(begin)

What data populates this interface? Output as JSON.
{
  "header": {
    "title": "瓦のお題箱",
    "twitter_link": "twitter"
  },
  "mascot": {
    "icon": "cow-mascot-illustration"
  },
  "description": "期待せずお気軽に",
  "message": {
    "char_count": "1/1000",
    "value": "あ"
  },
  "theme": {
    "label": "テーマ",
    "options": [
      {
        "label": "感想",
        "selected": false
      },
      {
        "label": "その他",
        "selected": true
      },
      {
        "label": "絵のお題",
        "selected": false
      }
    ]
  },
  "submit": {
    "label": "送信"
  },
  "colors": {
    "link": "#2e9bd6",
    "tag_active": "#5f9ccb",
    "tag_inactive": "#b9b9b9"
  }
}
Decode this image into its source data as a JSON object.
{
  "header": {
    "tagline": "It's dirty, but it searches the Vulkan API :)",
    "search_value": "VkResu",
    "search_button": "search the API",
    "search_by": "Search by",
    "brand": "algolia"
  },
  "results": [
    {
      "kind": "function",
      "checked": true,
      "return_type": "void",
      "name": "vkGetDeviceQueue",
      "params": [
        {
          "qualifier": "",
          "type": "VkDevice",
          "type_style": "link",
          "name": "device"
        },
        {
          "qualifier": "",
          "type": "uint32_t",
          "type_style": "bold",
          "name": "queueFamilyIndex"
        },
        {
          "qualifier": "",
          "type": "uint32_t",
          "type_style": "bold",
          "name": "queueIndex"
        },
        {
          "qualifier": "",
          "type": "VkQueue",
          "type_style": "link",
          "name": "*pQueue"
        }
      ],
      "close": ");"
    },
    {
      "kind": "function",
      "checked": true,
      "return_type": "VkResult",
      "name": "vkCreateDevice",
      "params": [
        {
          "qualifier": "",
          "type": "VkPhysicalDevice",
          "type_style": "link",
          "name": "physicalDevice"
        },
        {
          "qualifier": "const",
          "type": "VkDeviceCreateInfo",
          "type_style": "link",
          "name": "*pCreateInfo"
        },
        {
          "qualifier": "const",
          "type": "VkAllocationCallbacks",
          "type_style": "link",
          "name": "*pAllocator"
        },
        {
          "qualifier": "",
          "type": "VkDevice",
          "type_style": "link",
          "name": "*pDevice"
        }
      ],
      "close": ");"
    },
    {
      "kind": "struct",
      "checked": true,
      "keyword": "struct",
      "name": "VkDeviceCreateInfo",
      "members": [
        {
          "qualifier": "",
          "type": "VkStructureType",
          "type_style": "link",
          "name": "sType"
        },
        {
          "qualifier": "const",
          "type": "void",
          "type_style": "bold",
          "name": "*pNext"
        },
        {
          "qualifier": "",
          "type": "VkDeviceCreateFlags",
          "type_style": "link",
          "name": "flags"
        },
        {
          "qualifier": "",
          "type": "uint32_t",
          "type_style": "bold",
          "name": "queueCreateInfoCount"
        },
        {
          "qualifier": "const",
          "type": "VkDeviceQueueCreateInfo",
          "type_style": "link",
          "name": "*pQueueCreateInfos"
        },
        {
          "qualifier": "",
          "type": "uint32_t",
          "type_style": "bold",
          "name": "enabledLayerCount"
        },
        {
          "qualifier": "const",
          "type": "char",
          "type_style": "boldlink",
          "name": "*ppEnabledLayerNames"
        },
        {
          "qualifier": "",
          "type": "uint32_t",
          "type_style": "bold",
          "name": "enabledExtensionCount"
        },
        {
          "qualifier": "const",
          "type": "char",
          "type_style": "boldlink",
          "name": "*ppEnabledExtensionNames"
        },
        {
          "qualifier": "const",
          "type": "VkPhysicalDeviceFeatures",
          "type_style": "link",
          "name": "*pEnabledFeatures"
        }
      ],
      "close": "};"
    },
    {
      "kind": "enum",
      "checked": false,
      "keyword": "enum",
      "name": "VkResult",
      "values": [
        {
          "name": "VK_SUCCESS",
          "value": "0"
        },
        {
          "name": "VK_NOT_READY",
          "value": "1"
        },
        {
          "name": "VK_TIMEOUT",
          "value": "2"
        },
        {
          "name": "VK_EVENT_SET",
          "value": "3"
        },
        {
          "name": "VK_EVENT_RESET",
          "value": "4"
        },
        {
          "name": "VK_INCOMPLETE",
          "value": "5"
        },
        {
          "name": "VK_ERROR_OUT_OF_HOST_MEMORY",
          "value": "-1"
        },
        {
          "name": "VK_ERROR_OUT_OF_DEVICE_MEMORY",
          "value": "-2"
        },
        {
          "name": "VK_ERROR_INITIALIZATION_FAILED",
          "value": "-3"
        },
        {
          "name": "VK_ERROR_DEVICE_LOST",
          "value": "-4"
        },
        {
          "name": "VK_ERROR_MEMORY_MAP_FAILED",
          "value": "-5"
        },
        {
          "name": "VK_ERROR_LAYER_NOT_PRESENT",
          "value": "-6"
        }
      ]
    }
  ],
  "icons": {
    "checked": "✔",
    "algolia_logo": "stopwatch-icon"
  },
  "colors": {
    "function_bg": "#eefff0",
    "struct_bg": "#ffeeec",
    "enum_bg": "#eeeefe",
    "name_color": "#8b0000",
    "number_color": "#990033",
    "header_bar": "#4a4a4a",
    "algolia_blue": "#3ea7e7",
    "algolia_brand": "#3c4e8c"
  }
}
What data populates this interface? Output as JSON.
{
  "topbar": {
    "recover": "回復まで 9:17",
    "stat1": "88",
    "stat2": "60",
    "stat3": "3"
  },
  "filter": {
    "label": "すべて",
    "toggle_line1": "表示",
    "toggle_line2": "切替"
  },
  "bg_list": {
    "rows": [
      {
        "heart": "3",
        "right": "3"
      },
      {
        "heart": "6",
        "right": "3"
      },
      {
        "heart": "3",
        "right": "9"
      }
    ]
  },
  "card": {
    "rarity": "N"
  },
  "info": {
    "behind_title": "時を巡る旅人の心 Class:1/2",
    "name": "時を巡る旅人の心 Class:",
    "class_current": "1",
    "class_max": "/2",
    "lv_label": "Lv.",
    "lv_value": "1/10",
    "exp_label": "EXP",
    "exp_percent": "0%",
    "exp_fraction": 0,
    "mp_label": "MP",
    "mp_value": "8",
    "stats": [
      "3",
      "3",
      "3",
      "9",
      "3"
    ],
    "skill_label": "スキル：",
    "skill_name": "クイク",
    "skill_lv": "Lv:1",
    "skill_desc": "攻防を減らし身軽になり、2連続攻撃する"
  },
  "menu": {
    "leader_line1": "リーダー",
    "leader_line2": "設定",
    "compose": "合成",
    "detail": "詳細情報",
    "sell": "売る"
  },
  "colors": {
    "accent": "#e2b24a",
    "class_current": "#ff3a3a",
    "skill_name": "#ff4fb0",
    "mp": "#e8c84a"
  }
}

(end)

* What is being asked: Repeat every line of the records above exactly.

* Exercise answer:
What data populates this interface? Output as JSON.
{
  "header": {
    "title": "瓦のお題箱",
    "twitter_link": "twitter"
  },
  "mascot": {
    "icon": "cow-mascot-illustration"
  },
  "description": "期待せずお気軽に",
  "message": {
    "char_count": "1/1000",
    "value": "あ"
  },
  "theme": {
    "label": "テーマ",
    "options": [
      {
        "label": "感想",
        "selected": false
      },
      {
        "label": "その他",
        "selected": true
      },
      {
        "label": "絵のお題",
        "selected": false
      }
    ]
  },
  "submit": {
    "label": "送信"
  },
  "colors": {
    "link": "#2e9bd6",
    "tag_active": "#5f9ccb",
    "tag_inactive": "#b9b9b9"
  }
}
Decode this image into its source data as a JSON object.
{
  "header": {
    "tagline": "It's dirty, but it searches the Vulkan API :)",
    "search_value": "VkResu",
    "search_button": "search the API",
    "search_by": "Search by",
    "brand": "algolia"
  },
  "results": [
    {
      "kind": "function",
      "checked": true,
      "return_type": "void",
      "name": "vkGetDeviceQueue",
      "params": [
        {
          "qualifier": "",
          "type": "VkDevice",
          "type_style": "link",
          "name": "device"
        },
        {
          "qualifier": "",
          "type": "uint32_t",
          "type_style": "bold",
          "name": "queueFamilyIndex"
        },
        {
          "qualifier": "",
          "type": "uint32_t",
          "type_style": "bold",
          "name": "queueIndex"
        },
        {
          "qualifier": "",
          "type": "VkQueue",
          "type_style": "link",
          "name": "*pQueue"
        }
      ],
      "close": ");"
    },
    {
      "kind": "function",
      "checked": true,
      "return_type": "VkResult",
      "name": "vkCreateDevice",
      "params": [
        {
          "qualifier": "",
          "type": "VkPhysicalDevice",
          "type_style": "link",
          "name": "physicalDevice"
        },
        {
          "qualifier": "const",
          "type": "VkDeviceCreateInfo",
          "type_style": "link",
          "name": "*pCreateInfo"
        },
        {
          "qualifier": "const",
          "type": "VkAllocationCallbacks",
          "type_style": "link",
          "name": "*pAllocator"
        },
        {
          "qualifier": "",
          "type": "VkDevice",
          "type_style": "link",
          "name": "*pDevice"
        }
      ],
      "close": ");"
    },
    {
      "kind": "struct",
      "checked": true,
      "keyword": "struct",
      "name": "VkDeviceCreateInfo",
      "members": [
        {
          "qualifier": "",
          "type": "VkStructureType",
          "type_style": "link",
          "name": "sType"
        },
        {
          "qualifier": "const",
          "type": "void",
          "type_style": "bold",
          "name": "*pNext"
        },
        {
          "qualifier": "",
          "type": "VkDeviceCreateFlags",
          "type_style": "link",
          "name": "flags"
        },
        {
          "qualifier": "",
          "type": "uint32_t",
          "type_style": "bold",
          "name": "queueCreateInfoCount"
        },
        {
          "qualifier": "const",
          "type": "VkDeviceQueueCreateInfo",
          "type_style": "link",
          "name": "*pQueueCreateInfos"
        },
        {
          "qualifier": "",
          "type": "uint32_t",
          "type_style": "bold",
          "name": "enabledLayerCount"
        },
        {
          "qualifier": "const",
          "type": "char",
          "type_style": "boldlink",
          "name": "*ppEnabledLayerNames"
        },
        {
          "qualifier": "",
          "type": "uint32_t",
          "type_style": "bold",
          "name": "enabledExtensionCount"
        },
        {
          "qualifier": "const",
          "type": "char",
          "type_style": "boldlink",
          "name": "*ppEnabledExtensionNames"
        },
        {
          "qualifier": "const",
          "type": "VkPhysicalDeviceFeatures",
          "type_style": "link",
          "name": "*pEnabledFeatures"
        }
      ],
      "close": "};"
    },
    {
      "kind": "enum",
      "checked": false,
      "keyword": "enum",
      "name": "VkResult",
      "values": [
        {
          "name": "VK_SUCCESS",
          "value": "0"
        },
        {
          "name": "VK_NOT_READY",
          "value": "1"
        },
        {
          "name": "VK_TIMEOUT",
          "value": "2"
        },
        {
          "name": "VK_EVENT_SET",
          "value": "3"
        },
        {
          "name": "VK_EVENT_RESET",
          "value": "4"
        },
        {
          "name": "VK_INCOMPLETE",
          "value": "5"
        },
        {
          "name": "VK_ERROR_OUT_OF_HOST_MEMORY",
          "value": "-1"
        },
        {
          "name": "VK_ERROR_OUT_OF_DEVICE_MEMORY",
          "value": "-2"
        },
        {
          "name": "VK_ERROR_INITIALIZATION_FAILED",
          "value": "-3"
        },
        {
          "name": "VK_ERROR_DEVICE_LOST",
          "value": "-4"
        },
        {
          "name": "VK_ERROR_MEMORY_MAP_FAILED",
          "value": "-5"
        },
        {
          "name": "VK_ERROR_LAYER_NOT_PRESENT",
          "value": "-6"
        }
      ]
    }
  ],
  "icons": {
    "checked": "✔",
    "algolia_logo": "stopwatch-icon"
  },
  "colors": {
    "function_bg": "#eefff0",
    "struct_bg": "#ffeeec",
    "enum_bg": "#eeeefe",
    "name_color": "#8b0000",
    "number_color": "#990033",
    "header_bar": "#4a4a4a",
    "algolia_blue": "#3ea7e7",
    "algolia_brand": "#3c4e8c"
  }
}
What data populates this interface? Output as JSON.
{
  "topbar": {
    "recover": "回復まで 9:17",
    "stat1": "88",
    "stat2": "60",
    "stat3": "3"
  },
  "filter": {
    "label": "すべて",
    "toggle_line1": "表示",
    "toggle_line2": "切替"
  },
  "bg_list": {
    "rows": [
      {
        "heart": "3",
        "right": "3"
      },
      {
        "heart": "6",
        "right": "3"
      },
      {
        "heart": "3",
        "right": "9"
      }
    ]
  },
  "card": {
    "rarity": "N"
  },
  "info": {
    "behind_title": "時を巡る旅人の心 Class:1/2",
    "name": "時を巡る旅人の心 Class:",
    "class_current": "1",
    "class_max": "/2",
    "lv_label": "Lv.",
    "lv_value": "1/10",
    "exp_label": "EXP",
    "exp_percent": "0%",
    "exp_fraction": 0,
    "mp_label": "MP",
    "mp_value": "8",
    "stats": [
      "3",
      "3",
      "3",
      "9",
      "3"
    ],
    "skill_label": "スキル：",
    "skill_name": "クイク",
    "skill_lv": "Lv:1",
    "skill_desc": "攻防を減らし身軽になり、2連続攻撃する"
  },
  "menu": {
    "leader_line1": "リーダー",
    "leader_line2": "設定",
    "compose": "合成",
    "detail": "詳細情報",
    "sell": "売る"
  },
  "colors": {
    "accent": "#e2b24a",
    "class_current": "#ff3a3a",
    "skill_name": "#ff4fb0",
    "mp": "#e8c84a"
  }
}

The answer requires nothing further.